Task goal: Copy every line of the data exactly, leaving nothing out.

Given records:
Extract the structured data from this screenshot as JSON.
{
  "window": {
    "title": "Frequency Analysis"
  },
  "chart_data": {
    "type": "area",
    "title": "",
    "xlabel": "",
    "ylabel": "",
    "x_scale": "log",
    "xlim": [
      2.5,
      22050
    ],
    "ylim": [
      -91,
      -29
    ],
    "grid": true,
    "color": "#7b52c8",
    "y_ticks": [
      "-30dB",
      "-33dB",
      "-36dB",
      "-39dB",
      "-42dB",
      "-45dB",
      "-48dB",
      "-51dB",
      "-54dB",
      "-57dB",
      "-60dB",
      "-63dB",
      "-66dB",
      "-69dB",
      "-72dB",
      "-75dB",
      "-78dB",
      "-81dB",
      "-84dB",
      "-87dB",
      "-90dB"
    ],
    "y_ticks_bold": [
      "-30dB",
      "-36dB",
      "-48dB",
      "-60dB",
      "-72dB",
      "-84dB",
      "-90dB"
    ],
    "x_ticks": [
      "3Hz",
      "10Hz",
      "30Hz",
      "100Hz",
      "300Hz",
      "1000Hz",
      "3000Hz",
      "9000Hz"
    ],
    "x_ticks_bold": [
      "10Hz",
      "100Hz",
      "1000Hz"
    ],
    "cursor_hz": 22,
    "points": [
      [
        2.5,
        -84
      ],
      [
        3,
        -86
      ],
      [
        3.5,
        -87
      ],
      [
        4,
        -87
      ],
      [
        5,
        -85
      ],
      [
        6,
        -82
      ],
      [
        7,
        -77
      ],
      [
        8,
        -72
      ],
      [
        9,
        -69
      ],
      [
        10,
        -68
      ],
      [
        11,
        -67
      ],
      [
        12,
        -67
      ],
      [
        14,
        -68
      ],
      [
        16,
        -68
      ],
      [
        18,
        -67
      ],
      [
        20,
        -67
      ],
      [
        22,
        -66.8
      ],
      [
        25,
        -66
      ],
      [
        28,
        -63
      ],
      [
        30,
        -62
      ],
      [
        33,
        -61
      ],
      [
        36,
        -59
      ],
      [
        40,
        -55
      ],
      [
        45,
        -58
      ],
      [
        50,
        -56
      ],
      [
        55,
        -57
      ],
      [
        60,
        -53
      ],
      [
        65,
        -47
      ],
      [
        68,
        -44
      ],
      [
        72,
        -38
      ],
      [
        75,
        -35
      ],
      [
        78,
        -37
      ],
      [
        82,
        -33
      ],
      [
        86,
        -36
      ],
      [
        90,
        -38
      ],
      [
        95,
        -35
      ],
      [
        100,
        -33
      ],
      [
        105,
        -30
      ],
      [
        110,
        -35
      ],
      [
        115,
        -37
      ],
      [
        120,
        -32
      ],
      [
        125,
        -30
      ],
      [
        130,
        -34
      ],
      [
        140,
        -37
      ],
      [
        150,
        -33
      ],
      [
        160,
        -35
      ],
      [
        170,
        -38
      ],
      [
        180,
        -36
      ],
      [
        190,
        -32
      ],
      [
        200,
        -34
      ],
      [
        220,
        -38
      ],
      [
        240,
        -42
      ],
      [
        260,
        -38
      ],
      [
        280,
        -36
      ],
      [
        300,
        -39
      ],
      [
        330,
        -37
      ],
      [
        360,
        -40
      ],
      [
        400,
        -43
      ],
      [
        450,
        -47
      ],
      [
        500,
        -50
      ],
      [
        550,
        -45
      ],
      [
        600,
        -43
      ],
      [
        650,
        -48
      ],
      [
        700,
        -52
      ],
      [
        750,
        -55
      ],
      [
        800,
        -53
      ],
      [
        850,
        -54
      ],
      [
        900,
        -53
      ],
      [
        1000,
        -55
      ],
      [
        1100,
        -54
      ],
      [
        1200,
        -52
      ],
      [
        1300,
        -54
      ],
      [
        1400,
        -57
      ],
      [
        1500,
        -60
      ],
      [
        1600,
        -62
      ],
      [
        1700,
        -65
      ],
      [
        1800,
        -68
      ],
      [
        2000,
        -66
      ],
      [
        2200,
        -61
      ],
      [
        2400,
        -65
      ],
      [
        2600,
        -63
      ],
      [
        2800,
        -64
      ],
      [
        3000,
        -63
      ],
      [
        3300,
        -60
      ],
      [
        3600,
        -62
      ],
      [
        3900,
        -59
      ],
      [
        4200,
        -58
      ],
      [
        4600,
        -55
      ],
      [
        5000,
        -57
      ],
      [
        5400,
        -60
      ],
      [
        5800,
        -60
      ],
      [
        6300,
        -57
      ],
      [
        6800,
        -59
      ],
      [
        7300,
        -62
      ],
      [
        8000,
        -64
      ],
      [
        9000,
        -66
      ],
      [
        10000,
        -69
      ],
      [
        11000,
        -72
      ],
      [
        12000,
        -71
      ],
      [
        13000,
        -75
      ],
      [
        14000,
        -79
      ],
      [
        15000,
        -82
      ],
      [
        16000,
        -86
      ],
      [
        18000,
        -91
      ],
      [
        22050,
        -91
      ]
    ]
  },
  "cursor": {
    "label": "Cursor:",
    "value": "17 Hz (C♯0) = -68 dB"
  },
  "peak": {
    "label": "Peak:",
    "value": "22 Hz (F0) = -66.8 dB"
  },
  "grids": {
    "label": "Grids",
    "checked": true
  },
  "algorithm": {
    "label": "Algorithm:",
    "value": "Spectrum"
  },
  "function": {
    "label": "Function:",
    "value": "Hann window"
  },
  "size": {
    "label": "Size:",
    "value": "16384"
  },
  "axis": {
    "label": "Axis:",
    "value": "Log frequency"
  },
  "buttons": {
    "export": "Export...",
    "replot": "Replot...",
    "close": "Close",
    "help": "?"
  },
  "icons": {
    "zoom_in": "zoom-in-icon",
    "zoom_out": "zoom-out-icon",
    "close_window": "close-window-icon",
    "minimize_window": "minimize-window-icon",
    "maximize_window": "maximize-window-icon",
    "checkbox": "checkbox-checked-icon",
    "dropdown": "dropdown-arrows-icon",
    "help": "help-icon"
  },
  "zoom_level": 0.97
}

Task response:
Extract the structured data from this screenshot as JSON.
{
  "window": {
    "title": "Frequency Analysis"
  },
  "chart_data": {
    "type": "area",
    "title": "",
    "xlabel": "",
    "ylabel": "",
    "x_scale": "log",
    "xlim": [
      2.5,
      22050
    ],
    "ylim": [
      -91,
      -29
    ],
    "grid": true,
    "color": "#7b52c8",
    "y_ticks": [
      "-30dB",
      "-33dB",
      "-36dB",
      "-39dB",
      "-42dB",
      "-45dB",
      "-48dB",
      "-51dB",
      "-54dB",
      "-57dB",
      "-60dB",
      "-63dB",
      "-66dB",
      "-69dB",
      "-72dB",
      "-75dB",
      "-78dB",
      "-81dB",
      "-84dB",
      "-87dB",
      "-90dB"
    ],
    "y_ticks_bold": [
      "-30dB",
      "-36dB",
      "-48dB",
      "-60dB",
      "-72dB",
      "-84dB",
      "-90dB"
    ],
    "x_ticks": [
      "3Hz",
      "10Hz",
      "30Hz",
      "100Hz",
      "300Hz",
      "1000Hz",
      "3000Hz",
      "9000Hz"
    ],
    "x_ticks_bold": [
      "10Hz",
      "100Hz",
      "1000Hz"
    ],
    "cursor_hz": 22,
    "points": [
      [
        2.5,
        -84
      ],
      [
        3,
        -86
      ],
      [
        3.5,
        -87
      ],
      [
        4,
        -87
      ],
      [
        5,
        -85
      ],
      [
        6,
        -82
      ],
      [
        7,
        -77
      ],
      [
        8,
        -72
      ],
      [
        9,
        -69
      ],
      [
        10,
        -68
      ],
      [
        11,
        -67
      ],
      [
        12,
        -67
      ],
      [
        14,
        -68
      ],
      [
        16,
        -68
      ],
      [
        18,
        -67
      ],
      [
        20,
        -67
      ],
      [
        22,
        -66.8
      ],
      [
        25,
        -66
      ],
      [
        28,
        -63
      ],
      [
        30,
        -62
      ],
      [
        33,
        -61
      ],
      [
        36,
        -59
      ],
      [
        40,
        -55
      ],
      [
        45,
        -58
      ],
      [
        50,
        -56
      ],
      [
        55,
        -57
      ],
      [
        60,
        -53
      ],
      [
        65,
        -47
      ],
      [
        68,
        -44
      ],
      [
        72,
        -38
      ],
      [
        75,
        -35
      ],
      [
        78,
        -37
      ],
      [
        82,
        -33
      ],
      [
        86,
        -36
      ],
      [
        90,
        -38
      ],
      [
        95,
        -35
      ],
      [
        100,
        -33
      ],
      [
        105,
        -30
      ],
      [
        110,
        -35
      ],
      [
        115,
        -37
      ],
      [
        120,
        -32
      ],
      [
        125,
        -30
      ],
      [
        130,
        -34
      ],
      [
        140,
        -37
      ],
      [
        150,
        -33
      ],
      [
        160,
        -35
      ],
      [
        170,
        -38
      ],
      [
        180,
        -36
      ],
      [
        190,
        -32
      ],
      [
        200,
        -34
      ],
      [
        220,
        -38
      ],
      [
        240,
        -42
      ],
      [
        260,
        -38
      ],
      [
        280,
        -36
      ],
      [
        300,
        -39
      ],
      [
        330,
        -37
      ],
      [
        360,
        -40
      ],
      [
        400,
        -43
      ],
      [
        450,
        -47
      ],
      [
        500,
        -50
      ],
      [
        550,
        -45
      ],
      [
        600,
        -43
      ],
      [
        650,
        -48
      ],
      [
        700,
        -52
      ],
      [
        750,
        -55
      ],
      [
        800,
        -53
      ],
      [
        850,
        -54
      ],
      [
        900,
        -53
      ],
      [
        1000,
        -55
      ],
      [
        1100,
        -54
      ],
      [
        1200,
        -52
      ],
      [
        1300,
        -54
      ],
      [
        1400,
        -57
      ],
      [
        1500,
        -60
      ],
      [
        1600,
        -62
      ],
      [
        1700,
        -65
      ],
      [
        1800,
        -68
      ],
      [
        2000,
        -66
      ],
      [
        2200,
        -61
      ],
      [
        2400,
        -65
      ],
      [
        2600,
        -63
      ],
      [
        2800,
        -64
      ],
      [
        3000,
        -63
      ],
      [
        3300,
        -60
      ],
      [
        3600,
        -62
      ],
      [
        3900,
        -59
      ],
      [
        4200,
        -58
      ],
      [
        4600,
        -55
      ],
      [
        5000,
        -57
      ],
      [
        5400,
        -60
      ],
      [
        5800,
        -60
      ],
      [
        6300,
        -57
      ],
      [
        6800,
        -59
      ],
      [
        7300,
        -62
      ],
      [
        8000,
        -64
      ],
      [
        9000,
        -66
      ],
      [
        10000,
        -69
      ],
      [
        11000,
        -72
      ],
      [
        12000,
        -71
      ],
      [
        13000,
        -75
      ],
      [
        14000,
        -79
      ],
      [
        15000,
        -82
      ],
      [
        16000,
        -86
      ],
      [
        18000,
        -91
      ],
      [
        22050,
        -91
      ]
    ]
  },
  "cursor": {
    "label": "Cursor:",
    "value": "17 Hz (C♯0) = -68 dB"
  },
  "peak": {
    "label": "Peak:",
    "value": "22 Hz (F0) = -66.8 dB"
  },
  "grids": {
    "label": "Grids",
    "checked": true
  },
  "algorithm": {
    "label": "Algorithm:",
    "value": "Spectrum"
  },
  "function": {
    "label": "Function:",
    "value": "Hann window"
  },
  "size": {
    "label": "Size:",
    "value": "16384"
  },
  "axis": {
    "label": "Axis:",
    "value": "Log frequency"
  },
  "buttons": {
    "export": "Export...",
    "replot": "Replot...",
    "close": "Close",
    "help": "?"
  },
  "icons": {
    "zoom_in": "zoom-in-icon",
    "zoom_out": "zoom-out-icon",
    "close_window": "close-window-icon",
    "minimize_window": "minimize-window-icon",
    "maximize_window": "maximize-window-icon",
    "checkbox": "checkbox-checked-icon",
    "dropdown": "dropdown-arrows-icon",
    "help": "help-icon"
  },
  "zoom_level": 0.97
}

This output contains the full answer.